- _WHAT TO WORK ON_: Scan the listing below and copy every line holding "Expected".

- _GIVEN INFORMATION_:
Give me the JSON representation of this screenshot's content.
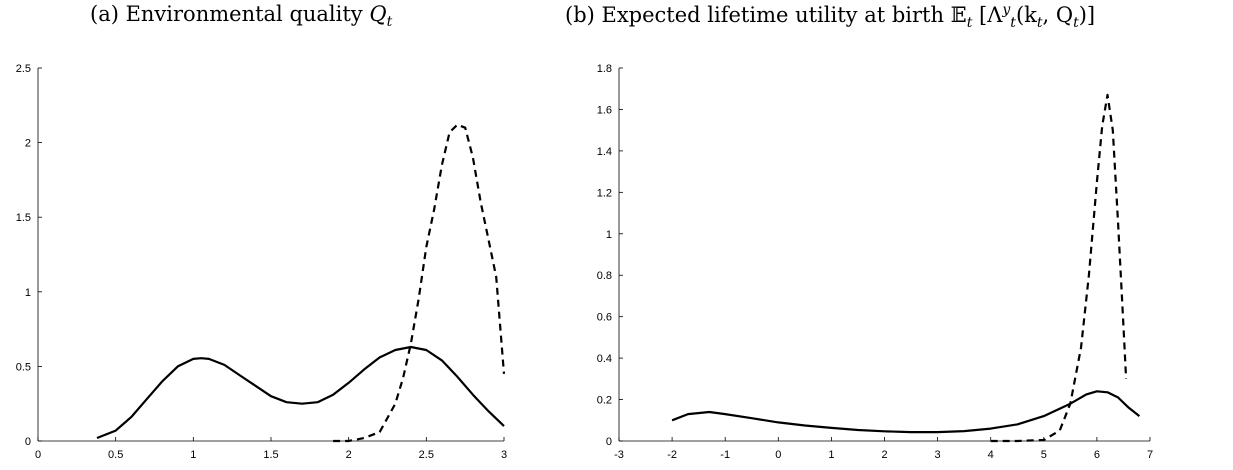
{
  "charts": [
    {
      "title_label": "(a) Environmental quality",
      "title_symbol": "Q",
      "title_subscript": "t"
    },
    {
      "title_label": "(b) Expected lifetime utility at birth",
      "title_expectation": "𝔼",
      "title_expectation_sub": "t",
      "title_open": " [Λ",
      "title_lambda_sup": "y",
      "title_lambda_sub": "t",
      "title_args_open": "(k",
      "title_args_k_sub": "t",
      "title_args_sep": ", Q",
      "title_args_q_sub": "t",
      "title_close": ")]"
    }
  ],
  "chart_data": [
    {
      "type": "line",
      "title": "(a) Environmental quality Q_t",
      "xlim": [
        0,
        3
      ],
      "ylim": [
        0,
        2.5
      ],
      "xticks": [
        "0",
        "0.5",
        "1",
        "1.5",
        "2",
        "2.5",
        "3"
      ],
      "yticks": [
        "0",
        "0.5",
        "1",
        "1.5",
        "2",
        "2.5"
      ],
      "grid": false,
      "series": [
        {
          "style": "solid",
          "x": [
            0.38,
            0.5,
            0.6,
            0.7,
            0.8,
            0.9,
            1.0,
            1.05,
            1.1,
            1.2,
            1.3,
            1.4,
            1.5,
            1.6,
            1.7,
            1.8,
            1.9,
            2.0,
            2.1,
            2.2,
            2.3,
            2.4,
            2.5,
            2.6,
            2.7,
            2.8,
            2.9,
            3.0
          ],
          "y": [
            0.02,
            0.07,
            0.16,
            0.28,
            0.4,
            0.5,
            0.55,
            0.555,
            0.55,
            0.51,
            0.44,
            0.37,
            0.3,
            0.26,
            0.25,
            0.26,
            0.31,
            0.39,
            0.48,
            0.56,
            0.61,
            0.63,
            0.61,
            0.54,
            0.43,
            0.31,
            0.2,
            0.1
          ]
        },
        {
          "style": "dashed",
          "x": [
            1.9,
            2.0,
            2.1,
            2.2,
            2.3,
            2.35,
            2.4,
            2.45,
            2.5,
            2.55,
            2.6,
            2.65,
            2.7,
            2.75,
            2.8,
            2.85,
            2.9,
            2.95,
            3.0
          ],
          "y": [
            0.0,
            0.0,
            0.02,
            0.06,
            0.25,
            0.42,
            0.65,
            0.95,
            1.3,
            1.55,
            1.85,
            2.07,
            2.12,
            2.1,
            1.9,
            1.6,
            1.35,
            1.1,
            0.45
          ]
        }
      ]
    },
    {
      "type": "line",
      "title": "(b) Expected lifetime utility at birth E_t[Λ^y_t(k_t, Q_t)]",
      "xlim": [
        -3,
        7
      ],
      "ylim": [
        0,
        1.8
      ],
      "xticks": [
        "-3",
        "-2",
        "-1",
        "0",
        "1",
        "2",
        "3",
        "4",
        "5",
        "6",
        "7"
      ],
      "yticks": [
        "0",
        "0.2",
        "0.4",
        "0.6",
        "0.8",
        "1",
        "1.2",
        "1.4",
        "1.6",
        "1.8"
      ],
      "grid": false,
      "series": [
        {
          "style": "solid",
          "x": [
            -2.0,
            -1.7,
            -1.3,
            -1.0,
            -0.5,
            0.0,
            0.5,
            1.0,
            1.5,
            2.0,
            2.5,
            3.0,
            3.5,
            4.0,
            4.5,
            5.0,
            5.5,
            5.8,
            6.0,
            6.2,
            6.4,
            6.6,
            6.8
          ],
          "y": [
            0.1,
            0.13,
            0.14,
            0.13,
            0.11,
            0.09,
            0.075,
            0.063,
            0.053,
            0.047,
            0.043,
            0.043,
            0.048,
            0.06,
            0.08,
            0.12,
            0.18,
            0.225,
            0.24,
            0.235,
            0.21,
            0.16,
            0.12
          ]
        },
        {
          "style": "dashed",
          "x": [
            4.0,
            4.5,
            5.0,
            5.3,
            5.5,
            5.7,
            5.85,
            6.0,
            6.1,
            6.2,
            6.3,
            6.4,
            6.5,
            6.55
          ],
          "y": [
            0.0,
            0.0,
            0.005,
            0.05,
            0.18,
            0.45,
            0.8,
            1.25,
            1.52,
            1.67,
            1.5,
            1.05,
            0.55,
            0.3
          ]
        }
      ]
    }
  ]
}
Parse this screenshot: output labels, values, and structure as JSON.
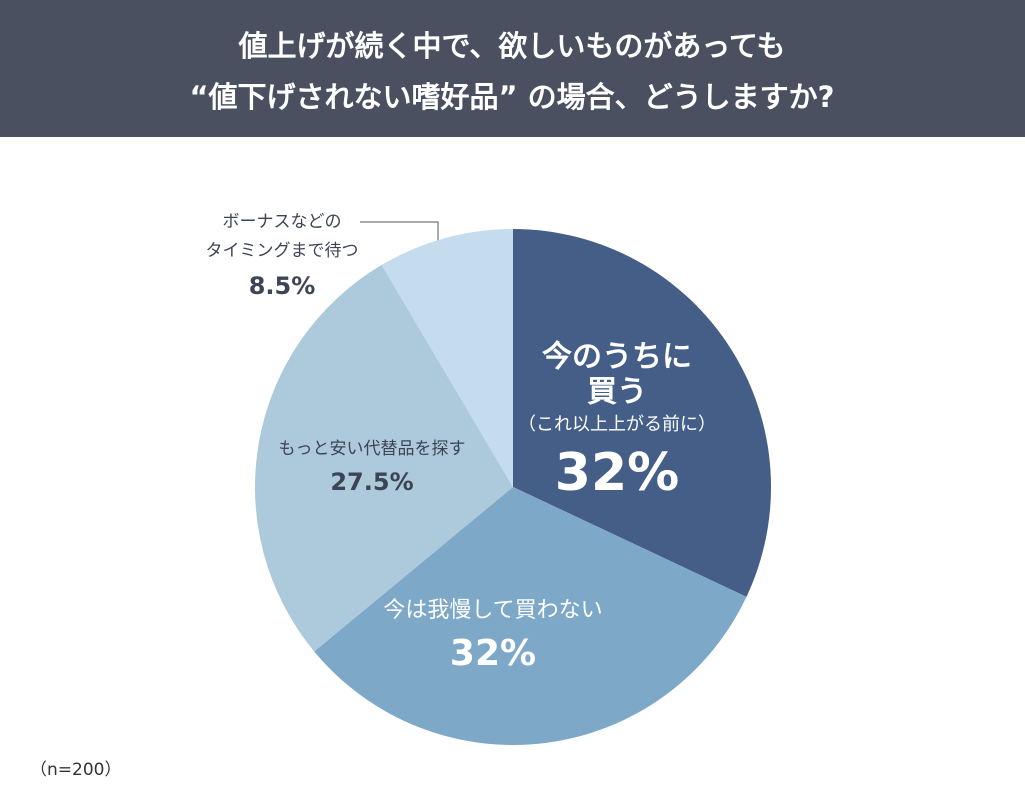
{
  "chart_data": {
    "type": "pie",
    "title": [
      "値上げが続く中で、欲しいものがあっても",
      "“値下げされない嗜好品” の場合、どうしますか?"
    ],
    "categories": [
      [
        "今のうちに",
        "買う",
        "（これ以上上がる前に）"
      ],
      [
        "今は我慢して買わない"
      ],
      [
        "もっと安い代替品を探す"
      ],
      [
        "ボーナスなどの",
        "タイミングまで待つ"
      ]
    ],
    "values": [
      32,
      32,
      27.5,
      8.5
    ],
    "value_labels": [
      "32%",
      "32%",
      "27.5%",
      "8.5%"
    ],
    "colors": [
      "#445e87",
      "#7ea8c8",
      "#adc9dc",
      "#c5dcee"
    ],
    "note": "（n=200）"
  }
}
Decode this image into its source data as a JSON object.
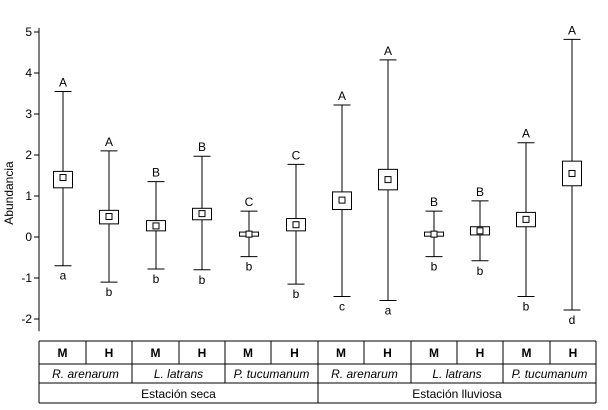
{
  "chart_data": {
    "type": "box",
    "ylabel": "Abundancia",
    "ylim": [
      -2.3,
      5.1
    ],
    "yticks": [
      "5",
      "4",
      "3",
      "2",
      "1",
      "0",
      "-1",
      "-2"
    ],
    "ytick_values": [
      5,
      4,
      3,
      2,
      1,
      0,
      -1,
      -2
    ],
    "sex_labels": [
      "M",
      "H",
      "M",
      "H",
      "M",
      "H",
      "M",
      "H",
      "M",
      "H",
      "M",
      "H"
    ],
    "species": [
      "R. arenarum",
      "L. latrans",
      "P. tucumanum",
      "R. arenarum",
      "L. latrans",
      "P. tucumanum"
    ],
    "seasons": [
      "Estación seca",
      "Estación lluviosa"
    ],
    "boxes": [
      {
        "season": "Estación seca",
        "species": "R. arenarum",
        "sex": "M",
        "mean": 1.45,
        "box_low": 1.2,
        "box_high": 1.6,
        "whisker_low": -0.7,
        "whisker_high": 3.55,
        "top_letter": "A",
        "bottom_letter": "a"
      },
      {
        "season": "Estación seca",
        "species": "R. arenarum",
        "sex": "H",
        "mean": 0.5,
        "box_low": 0.32,
        "box_high": 0.65,
        "whisker_low": -1.1,
        "whisker_high": 2.1,
        "top_letter": "A",
        "bottom_letter": "b"
      },
      {
        "season": "Estación seca",
        "species": "L. latrans",
        "sex": "M",
        "mean": 0.27,
        "box_low": 0.15,
        "box_high": 0.4,
        "whisker_low": -0.78,
        "whisker_high": 1.35,
        "top_letter": "B",
        "bottom_letter": "b"
      },
      {
        "season": "Estación seca",
        "species": "L. latrans",
        "sex": "H",
        "mean": 0.57,
        "box_low": 0.42,
        "box_high": 0.7,
        "whisker_low": -0.8,
        "whisker_high": 1.97,
        "top_letter": "B",
        "bottom_letter": "b"
      },
      {
        "season": "Estación seca",
        "species": "P. tucumanum",
        "sex": "M",
        "mean": 0.07,
        "box_low": 0.02,
        "box_high": 0.12,
        "whisker_low": -0.48,
        "whisker_high": 0.63,
        "top_letter": "C",
        "bottom_letter": "b"
      },
      {
        "season": "Estación seca",
        "species": "P. tucumanum",
        "sex": "H",
        "mean": 0.3,
        "box_low": 0.15,
        "box_high": 0.45,
        "whisker_low": -1.15,
        "whisker_high": 1.77,
        "top_letter": "C",
        "bottom_letter": "b"
      },
      {
        "season": "Estación lluviosa",
        "species": "R. arenarum",
        "sex": "M",
        "mean": 0.9,
        "box_low": 0.67,
        "box_high": 1.1,
        "whisker_low": -1.45,
        "whisker_high": 3.22,
        "top_letter": "A",
        "bottom_letter": "c"
      },
      {
        "season": "Estación lluviosa",
        "species": "R. arenarum",
        "sex": "H",
        "mean": 1.4,
        "box_low": 1.15,
        "box_high": 1.65,
        "whisker_low": -1.55,
        "whisker_high": 4.32,
        "top_letter": "A",
        "bottom_letter": "a"
      },
      {
        "season": "Estación lluviosa",
        "species": "L. latrans",
        "sex": "M",
        "mean": 0.07,
        "box_low": 0.02,
        "box_high": 0.12,
        "whisker_low": -0.48,
        "whisker_high": 0.63,
        "top_letter": "B",
        "bottom_letter": "b"
      },
      {
        "season": "Estación lluviosa",
        "species": "L. latrans",
        "sex": "H",
        "mean": 0.15,
        "box_low": 0.05,
        "box_high": 0.25,
        "whisker_low": -0.58,
        "whisker_high": 0.88,
        "top_letter": "B",
        "bottom_letter": "b"
      },
      {
        "season": "Estación lluviosa",
        "species": "P. tucumanum",
        "sex": "M",
        "mean": 0.43,
        "box_low": 0.25,
        "box_high": 0.6,
        "whisker_low": -1.45,
        "whisker_high": 2.3,
        "top_letter": "A",
        "bottom_letter": "b"
      },
      {
        "season": "Estación lluviosa",
        "species": "P. tucumanum",
        "sex": "H",
        "mean": 1.55,
        "box_low": 1.25,
        "box_high": 1.85,
        "whisker_low": -1.78,
        "whisker_high": 4.82,
        "top_letter": "A",
        "bottom_letter": "d"
      }
    ],
    "grid": false,
    "legend": "none"
  }
}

- _EXERCISE ANSWER_:
      "title_label": "(b) Expected lifetime utility at birth",
      "title": "(b) Expected lifetime utility at birth E_t[Λ^y_t(k_t, Q_t)]",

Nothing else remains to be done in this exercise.